* _REQUIREMENT_
List all lines of the data containing the word "text".

* _MATERIAL SUPPLIED_
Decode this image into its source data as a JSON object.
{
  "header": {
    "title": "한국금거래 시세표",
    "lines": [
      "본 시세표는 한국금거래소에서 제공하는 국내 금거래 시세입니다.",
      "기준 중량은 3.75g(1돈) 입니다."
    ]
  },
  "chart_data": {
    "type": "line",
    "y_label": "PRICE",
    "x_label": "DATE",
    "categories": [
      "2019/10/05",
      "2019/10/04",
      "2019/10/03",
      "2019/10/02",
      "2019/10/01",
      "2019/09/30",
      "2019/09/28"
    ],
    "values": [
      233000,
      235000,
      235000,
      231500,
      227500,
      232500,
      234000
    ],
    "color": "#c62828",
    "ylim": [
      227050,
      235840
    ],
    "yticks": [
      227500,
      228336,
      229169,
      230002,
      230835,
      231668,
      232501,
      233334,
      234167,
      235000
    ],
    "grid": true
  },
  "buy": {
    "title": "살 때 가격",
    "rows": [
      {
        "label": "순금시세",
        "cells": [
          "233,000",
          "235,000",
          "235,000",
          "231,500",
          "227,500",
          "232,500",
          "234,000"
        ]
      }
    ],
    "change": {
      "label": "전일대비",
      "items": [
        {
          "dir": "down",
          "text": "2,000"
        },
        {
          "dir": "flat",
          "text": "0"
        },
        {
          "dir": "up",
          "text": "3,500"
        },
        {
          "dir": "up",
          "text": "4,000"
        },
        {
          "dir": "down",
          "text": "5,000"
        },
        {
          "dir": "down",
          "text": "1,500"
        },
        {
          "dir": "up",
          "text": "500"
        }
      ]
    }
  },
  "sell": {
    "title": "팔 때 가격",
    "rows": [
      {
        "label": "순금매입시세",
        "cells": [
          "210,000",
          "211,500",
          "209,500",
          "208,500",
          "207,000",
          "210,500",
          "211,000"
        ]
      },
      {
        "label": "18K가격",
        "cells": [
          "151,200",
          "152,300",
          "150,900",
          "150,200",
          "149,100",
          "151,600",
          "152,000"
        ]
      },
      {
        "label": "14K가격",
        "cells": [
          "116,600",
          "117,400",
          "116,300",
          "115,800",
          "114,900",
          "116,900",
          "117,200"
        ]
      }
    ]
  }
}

* _REPLY_
          "text": "2,000"
          "text": "0"
          "text": "3,500"
          "text": "4,000"
          "text": "5,000"
          "text": "1,500"
          "text": "500"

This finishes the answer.